_Job_
Your task is to copy the listing exactly, with the pictures left out.

[Stored data entries]

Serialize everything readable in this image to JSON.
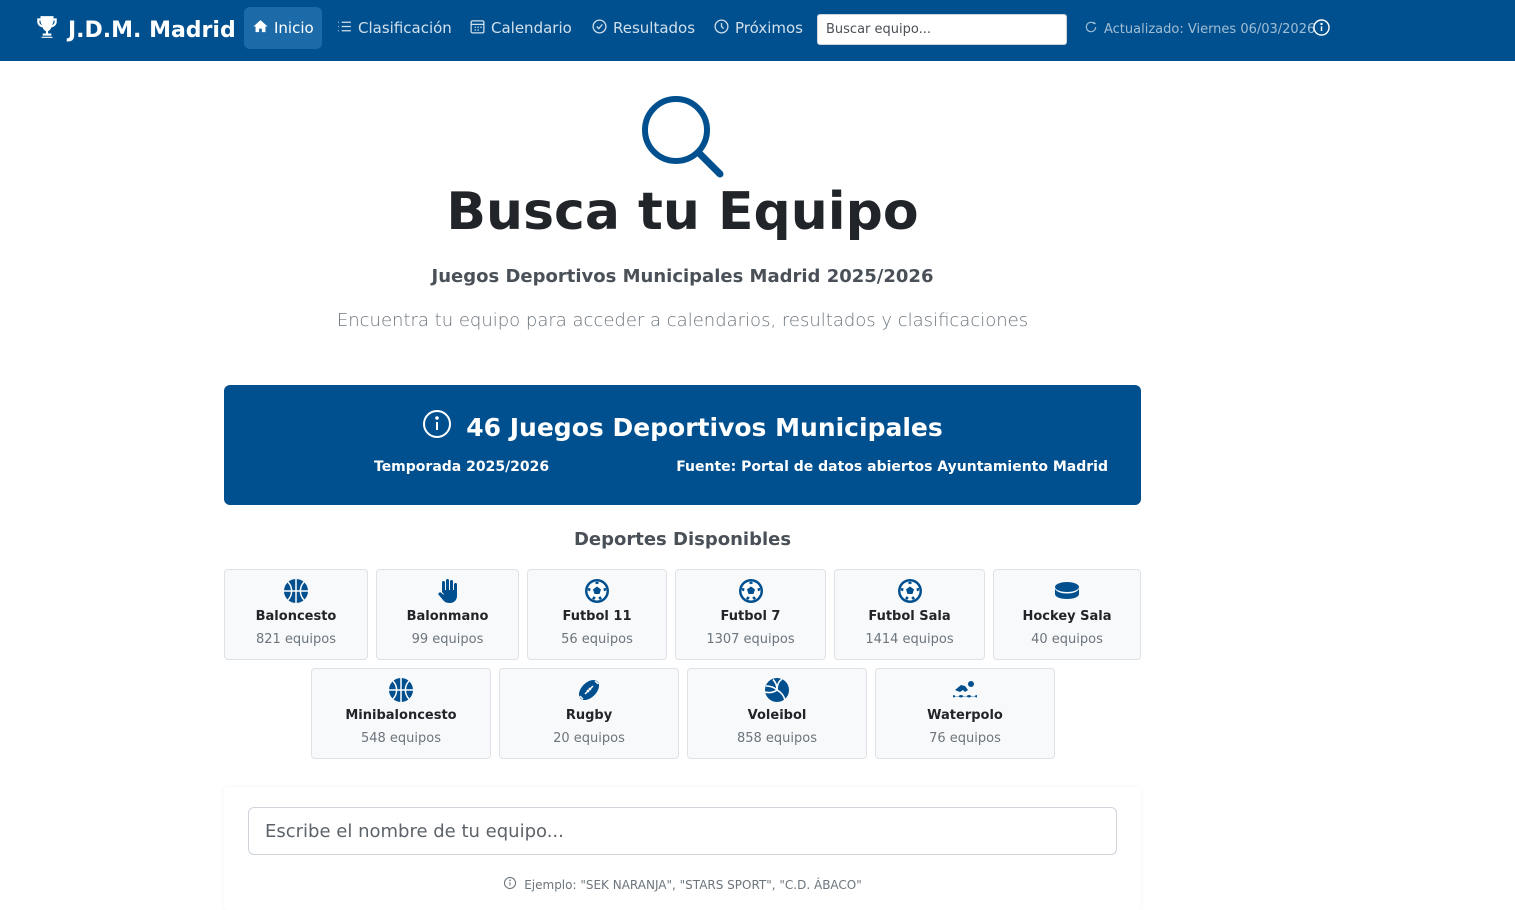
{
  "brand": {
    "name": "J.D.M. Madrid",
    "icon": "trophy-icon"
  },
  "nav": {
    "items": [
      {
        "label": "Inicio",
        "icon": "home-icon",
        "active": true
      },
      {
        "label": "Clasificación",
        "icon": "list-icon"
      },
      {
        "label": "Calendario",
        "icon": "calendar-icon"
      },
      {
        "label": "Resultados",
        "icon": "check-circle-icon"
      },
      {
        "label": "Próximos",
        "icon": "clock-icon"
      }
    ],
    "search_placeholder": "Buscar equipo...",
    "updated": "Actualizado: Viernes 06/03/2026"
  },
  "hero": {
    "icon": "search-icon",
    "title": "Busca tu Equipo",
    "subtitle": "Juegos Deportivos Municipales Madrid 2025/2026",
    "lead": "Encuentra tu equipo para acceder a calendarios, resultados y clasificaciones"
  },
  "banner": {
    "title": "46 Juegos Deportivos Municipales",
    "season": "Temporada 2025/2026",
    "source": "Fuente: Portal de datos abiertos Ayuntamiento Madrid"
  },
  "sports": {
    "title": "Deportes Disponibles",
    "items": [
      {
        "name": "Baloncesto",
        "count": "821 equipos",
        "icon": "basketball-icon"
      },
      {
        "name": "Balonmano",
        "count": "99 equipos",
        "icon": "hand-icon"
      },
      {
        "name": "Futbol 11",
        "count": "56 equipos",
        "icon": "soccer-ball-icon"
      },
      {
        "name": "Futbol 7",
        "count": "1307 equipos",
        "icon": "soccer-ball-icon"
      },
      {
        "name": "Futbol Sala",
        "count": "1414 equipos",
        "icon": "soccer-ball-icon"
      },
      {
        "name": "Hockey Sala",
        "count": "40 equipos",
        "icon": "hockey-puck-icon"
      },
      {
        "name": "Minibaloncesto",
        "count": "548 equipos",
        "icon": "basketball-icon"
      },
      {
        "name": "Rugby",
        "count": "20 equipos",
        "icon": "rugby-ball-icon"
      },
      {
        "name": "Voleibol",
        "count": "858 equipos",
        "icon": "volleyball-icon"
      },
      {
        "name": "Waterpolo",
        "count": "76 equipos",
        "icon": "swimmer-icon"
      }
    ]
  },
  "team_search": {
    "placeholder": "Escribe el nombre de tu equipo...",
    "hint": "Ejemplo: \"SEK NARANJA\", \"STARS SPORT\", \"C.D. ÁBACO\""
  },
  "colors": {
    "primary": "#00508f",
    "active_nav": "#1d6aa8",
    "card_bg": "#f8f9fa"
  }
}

_Expected answer_
Serialize everything readable in this image to JSON.
{
  "brand": {
    "name": "J.D.M. Madrid",
    "icon": "trophy-icon"
  },
  "nav": {
    "items": [
      {
        "label": "Inicio",
        "icon": "home-icon",
        "active": true
      },
      {
        "label": "Clasificación",
        "icon": "list-icon"
      },
      {
        "label": "Calendario",
        "icon": "calendar-icon"
      },
      {
        "label": "Resultados",
        "icon": "check-circle-icon"
      },
      {
        "label": "Próximos",
        "icon": "clock-icon"
      }
    ],
    "search_placeholder": "Buscar equipo...",
    "updated": "Actualizado: Viernes 06/03/2026"
  },
  "hero": {
    "icon": "search-icon",
    "title": "Busca tu Equipo",
    "subtitle": "Juegos Deportivos Municipales Madrid 2025/2026",
    "lead": "Encuentra tu equipo para acceder a calendarios, resultados y clasificaciones"
  },
  "banner": {
    "title": "46 Juegos Deportivos Municipales",
    "season": "Temporada 2025/2026",
    "source": "Fuente: Portal de datos abiertos Ayuntamiento Madrid"
  },
  "sports": {
    "title": "Deportes Disponibles",
    "items": [
      {
        "name": "Baloncesto",
        "count": "821 equipos",
        "icon": "basketball-icon"
      },
      {
        "name": "Balonmano",
        "count": "99 equipos",
        "icon": "hand-icon"
      },
      {
        "name": "Futbol 11",
        "count": "56 equipos",
        "icon": "soccer-ball-icon"
      },
      {
        "name": "Futbol 7",
        "count": "1307 equipos",
        "icon": "soccer-ball-icon"
      },
      {
        "name": "Futbol Sala",
        "count": "1414 equipos",
        "icon": "soccer-ball-icon"
      },
      {
        "name": "Hockey Sala",
        "count": "40 equipos",
        "icon": "hockey-puck-icon"
      },
      {
        "name": "Minibaloncesto",
        "count": "548 equipos",
        "icon": "basketball-icon"
      },
      {
        "name": "Rugby",
        "count": "20 equipos",
        "icon": "rugby-ball-icon"
      },
      {
        "name": "Voleibol",
        "count": "858 equipos",
        "icon": "volleyball-icon"
      },
      {
        "name": "Waterpolo",
        "count": "76 equipos",
        "icon": "swimmer-icon"
      }
    ]
  },
  "team_search": {
    "placeholder": "Escribe el nombre de tu equipo...",
    "hint": "Ejemplo: \"SEK NARANJA\", \"STARS SPORT\", \"C.D. ÁBACO\""
  },
  "colors": {
    "primary": "#00508f",
    "active_nav": "#1d6aa8",
    "card_bg": "#f8f9fa"
  }
}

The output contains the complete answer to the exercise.